→ Цель
Перепишите все записи ниже строка в строку, без единого изменения.

→ Выдержки из записей
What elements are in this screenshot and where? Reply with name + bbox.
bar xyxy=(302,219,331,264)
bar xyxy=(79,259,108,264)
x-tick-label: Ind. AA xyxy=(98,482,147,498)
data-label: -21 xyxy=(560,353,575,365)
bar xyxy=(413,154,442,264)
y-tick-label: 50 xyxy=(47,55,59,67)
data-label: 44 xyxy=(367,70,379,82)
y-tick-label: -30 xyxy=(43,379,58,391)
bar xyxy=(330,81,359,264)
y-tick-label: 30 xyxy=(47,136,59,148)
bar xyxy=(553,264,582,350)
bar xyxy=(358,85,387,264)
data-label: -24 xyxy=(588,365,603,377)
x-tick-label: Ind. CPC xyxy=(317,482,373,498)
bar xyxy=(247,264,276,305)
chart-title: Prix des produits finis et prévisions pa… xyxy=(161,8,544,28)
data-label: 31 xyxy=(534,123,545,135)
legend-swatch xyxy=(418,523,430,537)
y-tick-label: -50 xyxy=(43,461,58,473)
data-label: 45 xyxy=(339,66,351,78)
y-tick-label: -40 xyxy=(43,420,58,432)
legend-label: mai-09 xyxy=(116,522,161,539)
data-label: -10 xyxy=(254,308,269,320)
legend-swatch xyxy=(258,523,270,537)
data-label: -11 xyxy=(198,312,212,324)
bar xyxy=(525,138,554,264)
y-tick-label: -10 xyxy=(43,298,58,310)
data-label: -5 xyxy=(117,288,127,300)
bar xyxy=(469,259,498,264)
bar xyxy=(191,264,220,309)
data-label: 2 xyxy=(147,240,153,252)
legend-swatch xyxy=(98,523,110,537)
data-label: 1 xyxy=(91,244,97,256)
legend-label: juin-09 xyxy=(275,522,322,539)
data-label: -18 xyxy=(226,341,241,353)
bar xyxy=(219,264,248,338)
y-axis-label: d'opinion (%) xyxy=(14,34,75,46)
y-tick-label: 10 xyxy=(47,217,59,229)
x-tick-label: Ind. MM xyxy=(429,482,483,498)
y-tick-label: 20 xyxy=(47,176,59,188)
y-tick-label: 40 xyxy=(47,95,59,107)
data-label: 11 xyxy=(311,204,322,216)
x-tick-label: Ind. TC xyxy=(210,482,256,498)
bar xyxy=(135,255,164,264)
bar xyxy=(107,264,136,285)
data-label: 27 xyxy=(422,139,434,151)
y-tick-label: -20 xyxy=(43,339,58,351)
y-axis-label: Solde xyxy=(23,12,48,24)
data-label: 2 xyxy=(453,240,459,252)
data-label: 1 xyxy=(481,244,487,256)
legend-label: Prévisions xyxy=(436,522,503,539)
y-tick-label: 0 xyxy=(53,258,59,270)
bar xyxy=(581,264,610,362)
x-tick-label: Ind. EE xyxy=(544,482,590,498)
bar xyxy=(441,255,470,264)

→ Результат ниже
What elements are in this screenshot and where? Reply with name + bbox.
bar xyxy=(302,219,331,264)
bar xyxy=(79,259,108,264)
x-tick-label: Ind. AA xyxy=(98,482,147,498)
data-label: -21 xyxy=(560,353,575,365)
bar xyxy=(413,154,442,264)
y-tick-label: 50 xyxy=(47,55,59,67)
data-label: 44 xyxy=(367,70,379,82)
y-tick-label: -30 xyxy=(43,379,58,391)
bar xyxy=(330,81,359,264)
y-tick-label: 30 xyxy=(47,136,59,148)
bar xyxy=(553,264,582,350)
bar xyxy=(358,85,387,264)
data-label: -24 xyxy=(588,365,603,377)
x-tick-label: Ind. CPC xyxy=(317,482,373,498)
bar xyxy=(247,264,276,305)
chart-title: Prix des produits finis et prévisions pa… xyxy=(161,8,544,28)
data-label: 31 xyxy=(534,123,545,135)
legend-swatch xyxy=(418,523,430,537)
y-tick-label: -50 xyxy=(43,461,58,473)
data-label: 45 xyxy=(339,66,351,78)
y-tick-label: -40 xyxy=(43,420,58,432)
legend-label: mai-09 xyxy=(116,522,161,539)
data-label: -10 xyxy=(254,308,269,320)
legend-swatch xyxy=(258,523,270,537)
data-label: -11 xyxy=(198,312,212,324)
bar xyxy=(525,138,554,264)
y-tick-label: -10 xyxy=(43,298,58,310)
data-label: -5 xyxy=(117,288,127,300)
bar xyxy=(469,259,498,264)
bar xyxy=(191,264,220,309)
data-label: 2 xyxy=(147,240,153,252)
legend-swatch xyxy=(98,523,110,537)
data-label: 1 xyxy=(91,244,97,256)
legend-label: juin-09 xyxy=(275,522,322,539)
data-label: -18 xyxy=(226,341,241,353)
bar xyxy=(219,264,248,338)
y-axis-label: d'opinion (%) xyxy=(14,34,75,46)
y-tick-label: 10 xyxy=(47,217,59,229)
x-tick-label: Ind. MM xyxy=(429,482,483,498)
y-tick-label: 20 xyxy=(47,176,59,188)
y-tick-label: 40 xyxy=(47,95,59,107)
data-label: 11 xyxy=(311,204,322,216)
x-tick-label: Ind. TC xyxy=(210,482,256,498)
bar xyxy=(135,255,164,264)
bar xyxy=(107,264,136,285)
data-label: 27 xyxy=(422,139,434,151)
y-tick-label: -20 xyxy=(43,339,58,351)
y-axis-label: Solde xyxy=(23,12,48,24)
data-label: 2 xyxy=(453,240,459,252)
data-label: 1 xyxy=(481,244,487,256)
legend-label: Prévisions xyxy=(436,522,503,539)
y-tick-label: 0 xyxy=(53,258,59,270)
bar xyxy=(581,264,610,362)
x-tick-label: Ind. EE xyxy=(544,482,590,498)
bar xyxy=(441,255,470,264)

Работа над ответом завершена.